*To be done*: Report the number of lines containing "name", with no other words.

==== Excerpted data ====

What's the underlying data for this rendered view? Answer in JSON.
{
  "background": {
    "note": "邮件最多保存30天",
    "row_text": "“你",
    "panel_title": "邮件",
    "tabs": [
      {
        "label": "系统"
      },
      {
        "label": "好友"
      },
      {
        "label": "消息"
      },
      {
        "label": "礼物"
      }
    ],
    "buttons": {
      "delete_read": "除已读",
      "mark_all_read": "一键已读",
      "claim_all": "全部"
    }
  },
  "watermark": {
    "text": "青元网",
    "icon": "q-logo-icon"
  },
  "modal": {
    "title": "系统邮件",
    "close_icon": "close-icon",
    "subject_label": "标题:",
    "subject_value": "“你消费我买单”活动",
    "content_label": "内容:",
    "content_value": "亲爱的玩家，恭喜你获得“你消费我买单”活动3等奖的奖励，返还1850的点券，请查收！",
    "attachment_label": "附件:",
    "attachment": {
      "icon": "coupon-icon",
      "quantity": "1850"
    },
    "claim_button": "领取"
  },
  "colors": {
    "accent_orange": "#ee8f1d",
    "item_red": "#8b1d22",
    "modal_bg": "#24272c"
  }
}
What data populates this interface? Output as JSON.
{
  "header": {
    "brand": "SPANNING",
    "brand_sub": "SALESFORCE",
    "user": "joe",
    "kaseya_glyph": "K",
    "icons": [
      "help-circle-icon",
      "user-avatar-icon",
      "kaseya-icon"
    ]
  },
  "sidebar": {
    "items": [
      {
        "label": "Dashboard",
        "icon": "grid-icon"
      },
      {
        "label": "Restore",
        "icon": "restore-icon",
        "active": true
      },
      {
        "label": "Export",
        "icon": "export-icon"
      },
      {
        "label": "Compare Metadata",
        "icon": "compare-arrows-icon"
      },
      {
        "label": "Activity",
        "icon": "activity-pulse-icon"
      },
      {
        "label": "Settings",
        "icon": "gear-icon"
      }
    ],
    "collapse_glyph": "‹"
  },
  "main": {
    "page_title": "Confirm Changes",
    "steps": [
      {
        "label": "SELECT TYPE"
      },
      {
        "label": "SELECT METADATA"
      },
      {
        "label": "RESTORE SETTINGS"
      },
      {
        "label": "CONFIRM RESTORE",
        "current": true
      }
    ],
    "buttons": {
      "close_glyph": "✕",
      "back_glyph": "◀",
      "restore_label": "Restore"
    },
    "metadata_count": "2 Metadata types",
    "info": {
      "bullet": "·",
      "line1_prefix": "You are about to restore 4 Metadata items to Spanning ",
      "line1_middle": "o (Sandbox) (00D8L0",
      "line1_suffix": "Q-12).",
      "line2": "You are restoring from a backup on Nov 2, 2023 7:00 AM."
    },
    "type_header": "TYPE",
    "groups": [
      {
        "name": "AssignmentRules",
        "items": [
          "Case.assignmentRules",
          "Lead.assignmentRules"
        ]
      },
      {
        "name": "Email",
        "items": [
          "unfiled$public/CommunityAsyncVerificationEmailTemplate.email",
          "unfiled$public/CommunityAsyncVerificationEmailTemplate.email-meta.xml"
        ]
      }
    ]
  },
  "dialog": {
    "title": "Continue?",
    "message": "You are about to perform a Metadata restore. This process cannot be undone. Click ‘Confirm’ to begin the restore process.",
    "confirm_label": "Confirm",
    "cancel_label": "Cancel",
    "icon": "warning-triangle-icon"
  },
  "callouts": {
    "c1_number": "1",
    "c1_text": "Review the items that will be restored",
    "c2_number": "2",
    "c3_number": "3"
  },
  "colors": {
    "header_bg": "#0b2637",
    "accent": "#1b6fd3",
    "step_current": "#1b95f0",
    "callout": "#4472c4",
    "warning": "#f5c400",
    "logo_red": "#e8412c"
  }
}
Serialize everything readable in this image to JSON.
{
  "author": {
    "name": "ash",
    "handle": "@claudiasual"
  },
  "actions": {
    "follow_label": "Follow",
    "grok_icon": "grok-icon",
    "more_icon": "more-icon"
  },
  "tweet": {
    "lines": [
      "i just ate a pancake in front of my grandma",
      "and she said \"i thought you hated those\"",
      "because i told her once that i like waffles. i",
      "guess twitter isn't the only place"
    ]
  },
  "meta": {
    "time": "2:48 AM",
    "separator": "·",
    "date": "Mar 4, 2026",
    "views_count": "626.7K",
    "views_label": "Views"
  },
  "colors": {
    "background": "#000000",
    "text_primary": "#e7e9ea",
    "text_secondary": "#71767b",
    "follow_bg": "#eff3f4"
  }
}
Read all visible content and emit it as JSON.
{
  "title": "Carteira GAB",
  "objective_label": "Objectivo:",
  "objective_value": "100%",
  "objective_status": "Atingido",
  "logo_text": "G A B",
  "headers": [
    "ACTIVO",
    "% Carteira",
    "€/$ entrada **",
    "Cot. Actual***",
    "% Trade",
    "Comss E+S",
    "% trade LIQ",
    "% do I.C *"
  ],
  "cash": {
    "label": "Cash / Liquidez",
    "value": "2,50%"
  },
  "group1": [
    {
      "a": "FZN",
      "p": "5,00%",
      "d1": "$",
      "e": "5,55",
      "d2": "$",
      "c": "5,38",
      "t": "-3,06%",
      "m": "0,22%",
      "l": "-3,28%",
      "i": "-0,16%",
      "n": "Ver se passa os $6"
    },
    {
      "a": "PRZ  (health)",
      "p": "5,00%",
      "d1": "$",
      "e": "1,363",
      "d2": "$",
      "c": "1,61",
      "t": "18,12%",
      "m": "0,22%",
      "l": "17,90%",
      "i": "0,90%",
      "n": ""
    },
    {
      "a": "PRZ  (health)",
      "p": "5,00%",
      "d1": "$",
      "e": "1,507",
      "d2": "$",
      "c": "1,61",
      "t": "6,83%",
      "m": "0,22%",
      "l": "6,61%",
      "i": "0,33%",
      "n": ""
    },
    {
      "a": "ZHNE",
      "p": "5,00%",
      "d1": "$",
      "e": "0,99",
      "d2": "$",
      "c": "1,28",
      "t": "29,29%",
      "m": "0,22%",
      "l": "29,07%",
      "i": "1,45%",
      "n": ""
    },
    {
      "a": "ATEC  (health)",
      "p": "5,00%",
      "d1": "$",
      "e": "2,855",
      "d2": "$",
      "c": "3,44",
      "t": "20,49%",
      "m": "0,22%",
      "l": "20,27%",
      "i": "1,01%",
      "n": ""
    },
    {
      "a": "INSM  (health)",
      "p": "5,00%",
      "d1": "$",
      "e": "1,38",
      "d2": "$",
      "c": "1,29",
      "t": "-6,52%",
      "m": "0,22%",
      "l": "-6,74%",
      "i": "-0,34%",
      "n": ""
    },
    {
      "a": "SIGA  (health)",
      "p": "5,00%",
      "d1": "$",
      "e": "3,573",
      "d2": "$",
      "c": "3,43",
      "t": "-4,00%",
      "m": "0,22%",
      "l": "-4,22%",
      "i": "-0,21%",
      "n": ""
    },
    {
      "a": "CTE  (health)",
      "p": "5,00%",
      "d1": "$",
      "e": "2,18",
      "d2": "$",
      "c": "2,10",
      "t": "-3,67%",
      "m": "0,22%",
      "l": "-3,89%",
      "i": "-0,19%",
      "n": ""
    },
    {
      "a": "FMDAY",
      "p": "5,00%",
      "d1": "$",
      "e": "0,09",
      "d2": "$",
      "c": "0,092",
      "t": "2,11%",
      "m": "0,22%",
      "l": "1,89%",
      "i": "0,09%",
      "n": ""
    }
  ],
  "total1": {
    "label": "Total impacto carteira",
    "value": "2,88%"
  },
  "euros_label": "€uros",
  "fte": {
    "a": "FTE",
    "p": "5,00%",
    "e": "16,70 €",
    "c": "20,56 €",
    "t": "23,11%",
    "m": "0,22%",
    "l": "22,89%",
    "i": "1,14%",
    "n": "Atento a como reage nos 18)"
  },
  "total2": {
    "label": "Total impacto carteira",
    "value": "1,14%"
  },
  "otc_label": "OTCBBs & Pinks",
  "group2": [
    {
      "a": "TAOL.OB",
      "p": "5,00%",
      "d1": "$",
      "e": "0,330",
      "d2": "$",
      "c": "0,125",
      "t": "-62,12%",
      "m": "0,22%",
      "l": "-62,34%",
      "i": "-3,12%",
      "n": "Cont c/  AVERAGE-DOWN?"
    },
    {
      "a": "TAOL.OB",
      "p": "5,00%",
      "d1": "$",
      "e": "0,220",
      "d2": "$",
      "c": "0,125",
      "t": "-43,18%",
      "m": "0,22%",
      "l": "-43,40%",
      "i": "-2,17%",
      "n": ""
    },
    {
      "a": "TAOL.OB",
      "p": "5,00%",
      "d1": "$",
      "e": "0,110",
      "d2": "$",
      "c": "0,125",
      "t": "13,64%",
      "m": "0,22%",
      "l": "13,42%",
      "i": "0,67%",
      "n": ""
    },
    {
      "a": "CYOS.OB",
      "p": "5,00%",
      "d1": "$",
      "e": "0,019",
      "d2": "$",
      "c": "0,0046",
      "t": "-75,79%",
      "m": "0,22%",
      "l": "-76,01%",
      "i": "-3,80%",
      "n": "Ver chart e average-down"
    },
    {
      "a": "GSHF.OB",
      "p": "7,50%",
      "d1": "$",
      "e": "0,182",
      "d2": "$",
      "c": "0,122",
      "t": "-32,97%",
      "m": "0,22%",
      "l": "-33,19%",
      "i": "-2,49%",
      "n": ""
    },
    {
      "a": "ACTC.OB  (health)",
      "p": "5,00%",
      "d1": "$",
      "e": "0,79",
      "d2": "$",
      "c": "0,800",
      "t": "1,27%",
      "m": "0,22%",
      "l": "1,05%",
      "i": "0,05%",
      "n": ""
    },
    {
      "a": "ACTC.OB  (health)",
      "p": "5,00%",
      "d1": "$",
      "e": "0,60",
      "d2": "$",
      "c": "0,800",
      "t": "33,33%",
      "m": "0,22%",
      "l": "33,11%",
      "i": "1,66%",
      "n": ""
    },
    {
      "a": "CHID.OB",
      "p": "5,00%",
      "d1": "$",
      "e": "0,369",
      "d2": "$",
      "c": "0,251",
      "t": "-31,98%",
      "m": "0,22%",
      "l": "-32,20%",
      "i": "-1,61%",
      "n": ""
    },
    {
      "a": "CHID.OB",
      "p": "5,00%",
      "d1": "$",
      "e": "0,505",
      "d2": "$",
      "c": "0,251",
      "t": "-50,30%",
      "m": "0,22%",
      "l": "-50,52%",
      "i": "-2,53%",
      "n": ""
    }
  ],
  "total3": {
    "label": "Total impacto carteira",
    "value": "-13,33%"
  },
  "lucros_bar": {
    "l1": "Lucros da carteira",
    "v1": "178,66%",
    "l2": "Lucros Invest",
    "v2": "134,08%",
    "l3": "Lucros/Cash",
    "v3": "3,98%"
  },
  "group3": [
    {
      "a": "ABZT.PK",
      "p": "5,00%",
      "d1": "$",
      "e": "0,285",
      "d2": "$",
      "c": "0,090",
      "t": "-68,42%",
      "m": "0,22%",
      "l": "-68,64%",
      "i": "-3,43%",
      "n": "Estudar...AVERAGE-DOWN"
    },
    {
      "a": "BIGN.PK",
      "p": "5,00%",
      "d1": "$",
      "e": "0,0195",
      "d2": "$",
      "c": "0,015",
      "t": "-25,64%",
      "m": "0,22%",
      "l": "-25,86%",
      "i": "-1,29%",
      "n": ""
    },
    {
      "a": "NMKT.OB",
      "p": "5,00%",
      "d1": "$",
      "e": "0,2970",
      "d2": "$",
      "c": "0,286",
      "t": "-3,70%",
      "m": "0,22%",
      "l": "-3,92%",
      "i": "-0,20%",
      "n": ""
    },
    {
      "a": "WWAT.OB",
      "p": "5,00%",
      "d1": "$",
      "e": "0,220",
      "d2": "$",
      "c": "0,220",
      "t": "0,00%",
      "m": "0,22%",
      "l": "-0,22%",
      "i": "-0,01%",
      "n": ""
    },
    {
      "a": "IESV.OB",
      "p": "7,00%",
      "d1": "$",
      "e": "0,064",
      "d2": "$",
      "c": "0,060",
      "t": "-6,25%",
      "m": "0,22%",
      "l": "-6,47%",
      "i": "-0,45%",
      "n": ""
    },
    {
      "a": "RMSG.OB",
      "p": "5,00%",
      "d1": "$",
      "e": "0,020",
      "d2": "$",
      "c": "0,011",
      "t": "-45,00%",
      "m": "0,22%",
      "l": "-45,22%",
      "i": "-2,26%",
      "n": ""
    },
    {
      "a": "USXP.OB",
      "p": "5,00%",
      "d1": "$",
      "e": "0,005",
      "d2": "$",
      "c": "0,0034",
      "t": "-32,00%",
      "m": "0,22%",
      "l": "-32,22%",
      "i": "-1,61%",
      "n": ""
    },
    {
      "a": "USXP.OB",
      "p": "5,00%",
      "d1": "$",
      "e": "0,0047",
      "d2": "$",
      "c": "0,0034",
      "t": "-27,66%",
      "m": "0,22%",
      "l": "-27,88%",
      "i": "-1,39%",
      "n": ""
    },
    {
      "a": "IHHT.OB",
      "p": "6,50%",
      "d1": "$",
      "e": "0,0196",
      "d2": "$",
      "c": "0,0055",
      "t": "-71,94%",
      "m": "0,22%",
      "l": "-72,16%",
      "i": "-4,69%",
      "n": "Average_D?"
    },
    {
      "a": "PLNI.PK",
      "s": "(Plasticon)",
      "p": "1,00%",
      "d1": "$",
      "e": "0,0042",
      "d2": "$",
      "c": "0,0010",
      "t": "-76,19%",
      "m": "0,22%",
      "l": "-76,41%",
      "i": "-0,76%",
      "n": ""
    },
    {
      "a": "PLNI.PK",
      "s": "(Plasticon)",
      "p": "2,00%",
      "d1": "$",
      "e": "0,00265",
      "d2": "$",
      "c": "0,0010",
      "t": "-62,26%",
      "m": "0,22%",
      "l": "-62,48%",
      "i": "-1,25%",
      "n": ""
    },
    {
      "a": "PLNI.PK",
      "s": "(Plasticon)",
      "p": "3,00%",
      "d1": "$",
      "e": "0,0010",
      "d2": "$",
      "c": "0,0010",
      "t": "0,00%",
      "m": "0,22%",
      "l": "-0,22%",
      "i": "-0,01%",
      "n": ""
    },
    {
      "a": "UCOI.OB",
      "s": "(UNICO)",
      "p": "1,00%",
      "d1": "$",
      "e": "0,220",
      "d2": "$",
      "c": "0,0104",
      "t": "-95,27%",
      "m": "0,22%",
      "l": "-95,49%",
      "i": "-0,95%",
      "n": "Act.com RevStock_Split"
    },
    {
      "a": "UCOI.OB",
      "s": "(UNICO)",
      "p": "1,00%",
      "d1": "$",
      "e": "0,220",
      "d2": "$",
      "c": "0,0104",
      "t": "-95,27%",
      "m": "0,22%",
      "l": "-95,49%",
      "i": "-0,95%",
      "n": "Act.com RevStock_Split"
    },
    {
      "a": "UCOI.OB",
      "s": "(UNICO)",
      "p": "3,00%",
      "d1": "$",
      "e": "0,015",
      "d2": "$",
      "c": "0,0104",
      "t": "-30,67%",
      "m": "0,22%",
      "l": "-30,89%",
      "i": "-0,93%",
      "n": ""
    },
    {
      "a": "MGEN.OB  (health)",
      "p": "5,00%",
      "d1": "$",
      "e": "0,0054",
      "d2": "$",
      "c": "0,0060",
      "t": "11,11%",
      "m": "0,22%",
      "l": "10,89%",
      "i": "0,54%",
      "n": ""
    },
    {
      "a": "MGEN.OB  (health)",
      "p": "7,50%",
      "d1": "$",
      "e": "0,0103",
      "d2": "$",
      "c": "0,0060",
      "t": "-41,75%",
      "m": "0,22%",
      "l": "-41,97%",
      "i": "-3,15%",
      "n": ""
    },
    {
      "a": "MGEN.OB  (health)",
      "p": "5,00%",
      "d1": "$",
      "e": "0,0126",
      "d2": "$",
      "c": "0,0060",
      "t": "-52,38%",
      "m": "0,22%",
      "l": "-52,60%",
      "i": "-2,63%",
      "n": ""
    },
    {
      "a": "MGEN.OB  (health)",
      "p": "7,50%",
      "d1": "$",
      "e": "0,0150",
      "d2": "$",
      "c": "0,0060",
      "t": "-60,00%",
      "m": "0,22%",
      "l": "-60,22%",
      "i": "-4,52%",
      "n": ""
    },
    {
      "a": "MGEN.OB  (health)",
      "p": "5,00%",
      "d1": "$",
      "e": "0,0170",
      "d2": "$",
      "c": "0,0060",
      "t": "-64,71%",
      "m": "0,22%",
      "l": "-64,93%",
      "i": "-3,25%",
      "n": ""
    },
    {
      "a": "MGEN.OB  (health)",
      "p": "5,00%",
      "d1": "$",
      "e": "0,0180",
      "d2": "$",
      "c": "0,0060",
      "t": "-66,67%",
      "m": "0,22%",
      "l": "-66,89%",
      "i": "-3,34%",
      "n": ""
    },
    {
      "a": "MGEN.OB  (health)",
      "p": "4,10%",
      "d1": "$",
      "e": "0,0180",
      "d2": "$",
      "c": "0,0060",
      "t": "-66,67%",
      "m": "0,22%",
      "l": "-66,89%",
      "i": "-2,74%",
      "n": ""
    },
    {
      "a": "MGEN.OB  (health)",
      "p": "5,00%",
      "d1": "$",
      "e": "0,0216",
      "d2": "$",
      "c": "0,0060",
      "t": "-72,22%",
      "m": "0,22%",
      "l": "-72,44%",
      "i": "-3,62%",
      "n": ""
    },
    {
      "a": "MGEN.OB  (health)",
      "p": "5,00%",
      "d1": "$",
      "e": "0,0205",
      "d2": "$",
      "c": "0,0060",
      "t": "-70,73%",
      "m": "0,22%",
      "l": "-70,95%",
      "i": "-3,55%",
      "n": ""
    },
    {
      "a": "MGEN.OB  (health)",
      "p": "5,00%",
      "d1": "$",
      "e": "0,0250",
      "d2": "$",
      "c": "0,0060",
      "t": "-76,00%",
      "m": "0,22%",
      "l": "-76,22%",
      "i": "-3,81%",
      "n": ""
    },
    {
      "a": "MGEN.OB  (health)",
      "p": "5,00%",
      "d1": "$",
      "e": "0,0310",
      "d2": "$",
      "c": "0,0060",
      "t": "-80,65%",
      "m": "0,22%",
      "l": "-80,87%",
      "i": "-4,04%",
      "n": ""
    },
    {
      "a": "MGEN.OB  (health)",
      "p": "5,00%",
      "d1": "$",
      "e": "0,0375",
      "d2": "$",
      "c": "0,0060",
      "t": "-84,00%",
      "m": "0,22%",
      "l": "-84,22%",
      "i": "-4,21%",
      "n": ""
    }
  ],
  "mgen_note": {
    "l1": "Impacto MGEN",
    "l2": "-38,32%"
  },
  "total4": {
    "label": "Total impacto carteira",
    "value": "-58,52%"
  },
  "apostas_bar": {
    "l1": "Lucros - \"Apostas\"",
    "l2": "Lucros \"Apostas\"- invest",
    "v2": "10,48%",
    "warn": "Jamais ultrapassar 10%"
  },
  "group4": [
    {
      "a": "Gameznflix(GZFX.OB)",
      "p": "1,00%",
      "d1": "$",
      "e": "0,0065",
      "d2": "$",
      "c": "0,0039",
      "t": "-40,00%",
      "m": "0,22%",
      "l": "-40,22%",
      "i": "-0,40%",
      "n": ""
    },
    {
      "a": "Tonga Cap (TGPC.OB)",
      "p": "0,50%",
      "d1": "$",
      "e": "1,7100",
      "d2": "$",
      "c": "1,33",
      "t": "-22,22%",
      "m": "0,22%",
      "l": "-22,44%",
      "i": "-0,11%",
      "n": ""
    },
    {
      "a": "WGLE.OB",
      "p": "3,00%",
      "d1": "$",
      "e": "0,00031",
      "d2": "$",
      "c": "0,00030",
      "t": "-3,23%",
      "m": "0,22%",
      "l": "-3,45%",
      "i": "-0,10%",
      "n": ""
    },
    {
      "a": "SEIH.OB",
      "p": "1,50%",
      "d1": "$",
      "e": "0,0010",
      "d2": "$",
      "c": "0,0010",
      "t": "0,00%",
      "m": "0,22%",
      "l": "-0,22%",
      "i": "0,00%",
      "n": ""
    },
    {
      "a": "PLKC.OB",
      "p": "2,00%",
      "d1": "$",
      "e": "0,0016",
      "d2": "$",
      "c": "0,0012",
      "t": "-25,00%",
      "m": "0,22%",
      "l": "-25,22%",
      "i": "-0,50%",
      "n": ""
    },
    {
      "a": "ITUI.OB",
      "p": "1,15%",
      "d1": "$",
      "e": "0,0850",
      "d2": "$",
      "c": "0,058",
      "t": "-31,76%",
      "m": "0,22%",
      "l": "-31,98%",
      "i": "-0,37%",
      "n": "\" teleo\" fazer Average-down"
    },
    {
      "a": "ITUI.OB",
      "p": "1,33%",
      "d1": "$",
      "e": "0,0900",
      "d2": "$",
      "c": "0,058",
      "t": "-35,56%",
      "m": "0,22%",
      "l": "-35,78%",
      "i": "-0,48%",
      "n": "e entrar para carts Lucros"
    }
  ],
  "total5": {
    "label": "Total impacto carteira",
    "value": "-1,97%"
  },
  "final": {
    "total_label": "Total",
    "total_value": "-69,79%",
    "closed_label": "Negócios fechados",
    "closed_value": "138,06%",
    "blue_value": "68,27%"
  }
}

====

*Output for this task*: 3